§ Task to complete:
Reproduce all of the data exactly, with no line skipped.

━━━━

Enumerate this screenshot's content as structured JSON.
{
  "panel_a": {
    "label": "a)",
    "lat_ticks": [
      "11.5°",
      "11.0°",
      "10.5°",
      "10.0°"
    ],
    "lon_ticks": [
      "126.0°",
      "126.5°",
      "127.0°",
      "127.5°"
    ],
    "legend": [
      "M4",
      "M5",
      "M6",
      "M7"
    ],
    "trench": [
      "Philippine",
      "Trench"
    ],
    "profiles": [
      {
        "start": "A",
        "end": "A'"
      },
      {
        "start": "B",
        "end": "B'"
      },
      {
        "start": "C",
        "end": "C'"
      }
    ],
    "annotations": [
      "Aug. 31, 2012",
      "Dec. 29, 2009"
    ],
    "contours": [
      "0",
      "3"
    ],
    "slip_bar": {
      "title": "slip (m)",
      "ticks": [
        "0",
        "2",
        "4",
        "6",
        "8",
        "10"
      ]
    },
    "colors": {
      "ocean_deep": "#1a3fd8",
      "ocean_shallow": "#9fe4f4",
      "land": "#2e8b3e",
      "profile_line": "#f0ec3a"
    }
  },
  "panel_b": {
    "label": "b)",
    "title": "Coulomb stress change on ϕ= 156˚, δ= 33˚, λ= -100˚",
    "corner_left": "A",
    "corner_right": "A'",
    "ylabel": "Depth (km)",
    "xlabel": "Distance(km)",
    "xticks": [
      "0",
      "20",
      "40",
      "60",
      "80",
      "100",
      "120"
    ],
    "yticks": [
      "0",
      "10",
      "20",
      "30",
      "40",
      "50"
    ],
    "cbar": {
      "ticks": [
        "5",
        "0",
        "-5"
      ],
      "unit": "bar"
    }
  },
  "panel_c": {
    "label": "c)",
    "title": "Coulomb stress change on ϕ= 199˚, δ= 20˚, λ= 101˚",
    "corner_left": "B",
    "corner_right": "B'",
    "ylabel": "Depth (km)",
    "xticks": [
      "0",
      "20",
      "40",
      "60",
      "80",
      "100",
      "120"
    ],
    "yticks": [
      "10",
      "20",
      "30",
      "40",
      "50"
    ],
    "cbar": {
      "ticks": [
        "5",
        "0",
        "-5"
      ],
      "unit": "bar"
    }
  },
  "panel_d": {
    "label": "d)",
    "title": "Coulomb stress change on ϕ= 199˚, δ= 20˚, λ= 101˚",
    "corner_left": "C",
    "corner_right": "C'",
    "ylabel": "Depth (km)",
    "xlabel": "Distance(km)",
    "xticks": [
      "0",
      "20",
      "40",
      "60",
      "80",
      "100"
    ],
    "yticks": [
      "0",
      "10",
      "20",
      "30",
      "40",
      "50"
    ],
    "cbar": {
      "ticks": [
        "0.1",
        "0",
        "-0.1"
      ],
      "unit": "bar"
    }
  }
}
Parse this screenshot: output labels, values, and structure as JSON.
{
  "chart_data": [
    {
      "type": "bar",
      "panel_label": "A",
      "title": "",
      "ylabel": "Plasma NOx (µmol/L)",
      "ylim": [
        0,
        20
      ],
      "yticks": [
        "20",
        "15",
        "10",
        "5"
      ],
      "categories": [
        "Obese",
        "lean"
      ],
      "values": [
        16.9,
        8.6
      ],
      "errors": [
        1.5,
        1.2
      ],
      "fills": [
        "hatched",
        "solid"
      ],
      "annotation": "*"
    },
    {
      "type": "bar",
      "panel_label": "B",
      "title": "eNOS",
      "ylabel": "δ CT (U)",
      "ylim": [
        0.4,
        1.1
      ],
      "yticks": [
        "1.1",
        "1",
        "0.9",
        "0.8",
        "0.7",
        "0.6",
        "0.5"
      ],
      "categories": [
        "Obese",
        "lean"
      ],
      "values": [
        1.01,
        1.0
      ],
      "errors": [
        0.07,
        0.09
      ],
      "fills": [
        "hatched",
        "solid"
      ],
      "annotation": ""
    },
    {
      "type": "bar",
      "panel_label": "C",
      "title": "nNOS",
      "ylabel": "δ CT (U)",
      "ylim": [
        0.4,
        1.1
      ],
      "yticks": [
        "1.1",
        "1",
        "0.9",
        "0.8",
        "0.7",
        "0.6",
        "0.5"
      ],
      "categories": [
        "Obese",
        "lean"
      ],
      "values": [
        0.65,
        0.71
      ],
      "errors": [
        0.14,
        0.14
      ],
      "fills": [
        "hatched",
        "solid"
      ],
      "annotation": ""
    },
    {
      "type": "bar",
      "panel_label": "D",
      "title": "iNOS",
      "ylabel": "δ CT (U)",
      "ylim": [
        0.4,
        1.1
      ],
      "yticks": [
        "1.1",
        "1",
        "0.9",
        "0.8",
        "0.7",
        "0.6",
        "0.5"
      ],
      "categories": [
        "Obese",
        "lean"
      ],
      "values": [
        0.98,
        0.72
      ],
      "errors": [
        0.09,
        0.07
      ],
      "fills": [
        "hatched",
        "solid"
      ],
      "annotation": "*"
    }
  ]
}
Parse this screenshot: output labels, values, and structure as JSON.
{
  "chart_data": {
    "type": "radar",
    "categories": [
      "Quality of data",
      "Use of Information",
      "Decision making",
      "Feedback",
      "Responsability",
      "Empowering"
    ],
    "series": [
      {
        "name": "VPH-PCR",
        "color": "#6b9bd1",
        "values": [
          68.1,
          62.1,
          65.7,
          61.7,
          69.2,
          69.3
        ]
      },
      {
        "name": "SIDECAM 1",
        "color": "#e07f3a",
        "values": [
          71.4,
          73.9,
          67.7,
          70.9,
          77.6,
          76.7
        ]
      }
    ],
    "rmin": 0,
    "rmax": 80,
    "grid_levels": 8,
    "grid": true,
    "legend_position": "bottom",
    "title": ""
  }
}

━━━━

§ The reply:
Enumerate this screenshot's content as structured JSON.
{
  "panel_a": {
    "label": "a)",
    "lat_ticks": [
      "11.5°",
      "11.0°",
      "10.5°",
      "10.0°"
    ],
    "lon_ticks": [
      "126.0°",
      "126.5°",
      "127.0°",
      "127.5°"
    ],
    "legend": [
      "M4",
      "M5",
      "M6",
      "M7"
    ],
    "trench": [
      "Philippine",
      "Trench"
    ],
    "profiles": [
      {
        "start": "A",
        "end": "A'"
      },
      {
        "start": "B",
        "end": "B'"
      },
      {
        "start": "C",
        "end": "C'"
      }
    ],
    "annotations": [
      "Aug. 31, 2012",
      "Dec. 29, 2009"
    ],
    "contours": [
      "0",
      "3"
    ],
    "slip_bar": {
      "title": "slip (m)",
      "ticks": [
        "0",
        "2",
        "4",
        "6",
        "8",
        "10"
      ]
    },
    "colors": {
      "ocean_deep": "#1a3fd8",
      "ocean_shallow": "#9fe4f4",
      "land": "#2e8b3e",
      "profile_line": "#f0ec3a"
    }
  },
  "panel_b": {
    "label": "b)",
    "title": "Coulomb stress change on ϕ= 156˚, δ= 33˚, λ= -100˚",
    "corner_left": "A",
    "corner_right": "A'",
    "ylabel": "Depth (km)",
    "xlabel": "Distance(km)",
    "xticks": [
      "0",
      "20",
      "40",
      "60",
      "80",
      "100",
      "120"
    ],
    "yticks": [
      "0",
      "10",
      "20",
      "30",
      "40",
      "50"
    ],
    "cbar": {
      "ticks": [
        "5",
        "0",
        "-5"
      ],
      "unit": "bar"
    }
  },
  "panel_c": {
    "label": "c)",
    "title": "Coulomb stress change on ϕ= 199˚, δ= 20˚, λ= 101˚",
    "corner_left": "B",
    "corner_right": "B'",
    "ylabel": "Depth (km)",
    "xticks": [
      "0",
      "20",
      "40",
      "60",
      "80",
      "100",
      "120"
    ],
    "yticks": [
      "10",
      "20",
      "30",
      "40",
      "50"
    ],
    "cbar": {
      "ticks": [
        "5",
        "0",
        "-5"
      ],
      "unit": "bar"
    }
  },
  "panel_d": {
    "label": "d)",
    "title": "Coulomb stress change on ϕ= 199˚, δ= 20˚, λ= 101˚",
    "corner_left": "C",
    "corner_right": "C'",
    "ylabel": "Depth (km)",
    "xlabel": "Distance(km)",
    "xticks": [
      "0",
      "20",
      "40",
      "60",
      "80",
      "100"
    ],
    "yticks": [
      "0",
      "10",
      "20",
      "30",
      "40",
      "50"
    ],
    "cbar": {
      "ticks": [
        "0.1",
        "0",
        "-0.1"
      ],
      "unit": "bar"
    }
  }
}
Parse this screenshot: output labels, values, and structure as JSON.
{
  "chart_data": [
    {
      "type": "bar",
      "panel_label": "A",
      "title": "",
      "ylabel": "Plasma NOx (µmol/L)",
      "ylim": [
        0,
        20
      ],
      "yticks": [
        "20",
        "15",
        "10",
        "5"
      ],
      "categories": [
        "Obese",
        "lean"
      ],
      "values": [
        16.9,
        8.6
      ],
      "errors": [
        1.5,
        1.2
      ],
      "fills": [
        "hatched",
        "solid"
      ],
      "annotation": "*"
    },
    {
      "type": "bar",
      "panel_label": "B",
      "title": "eNOS",
      "ylabel": "δ CT (U)",
      "ylim": [
        0.4,
        1.1
      ],
      "yticks": [
        "1.1",
        "1",
        "0.9",
        "0.8",
        "0.7",
        "0.6",
        "0.5"
      ],
      "categories": [
        "Obese",
        "lean"
      ],
      "values": [
        1.01,
        1.0
      ],
      "errors": [
        0.07,
        0.09
      ],
      "fills": [
        "hatched",
        "solid"
      ],
      "annotation": ""
    },
    {
      "type": "bar",
      "panel_label": "C",
      "title": "nNOS",
      "ylabel": "δ CT (U)",
      "ylim": [
        0.4,
        1.1
      ],
      "yticks": [
        "1.1",
        "1",
        "0.9",
        "0.8",
        "0.7",
        "0.6",
        "0.5"
      ],
      "categories": [
        "Obese",
        "lean"
      ],
      "values": [
        0.65,
        0.71
      ],
      "errors": [
        0.14,
        0.14
      ],
      "fills": [
        "hatched",
        "solid"
      ],
      "annotation": ""
    },
    {
      "type": "bar",
      "panel_label": "D",
      "title": "iNOS",
      "ylabel": "δ CT (U)",
      "ylim": [
        0.4,
        1.1
      ],
      "yticks": [
        "1.1",
        "1",
        "0.9",
        "0.8",
        "0.7",
        "0.6",
        "0.5"
      ],
      "categories": [
        "Obese",
        "lean"
      ],
      "values": [
        0.98,
        0.72
      ],
      "errors": [
        0.09,
        0.07
      ],
      "fills": [
        "hatched",
        "solid"
      ],
      "annotation": "*"
    }
  ]
}
Parse this screenshot: output labels, values, and structure as JSON.
{
  "chart_data": {
    "type": "radar",
    "categories": [
      "Quality of data",
      "Use of Information",
      "Decision making",
      "Feedback",
      "Responsability",
      "Empowering"
    ],
    "series": [
      {
        "name": "VPH-PCR",
        "color": "#6b9bd1",
        "values": [
          68.1,
          62.1,
          65.7,
          61.7,
          69.2,
          69.3
        ]
      },
      {
        "name": "SIDECAM 1",
        "color": "#e07f3a",
        "values": [
          71.4,
          73.9,
          67.7,
          70.9,
          77.6,
          76.7
        ]
      }
    ],
    "rmin": 0,
    "rmax": 80,
    "grid_levels": 8,
    "grid": true,
    "legend_position": "bottom",
    "title": ""
  }
}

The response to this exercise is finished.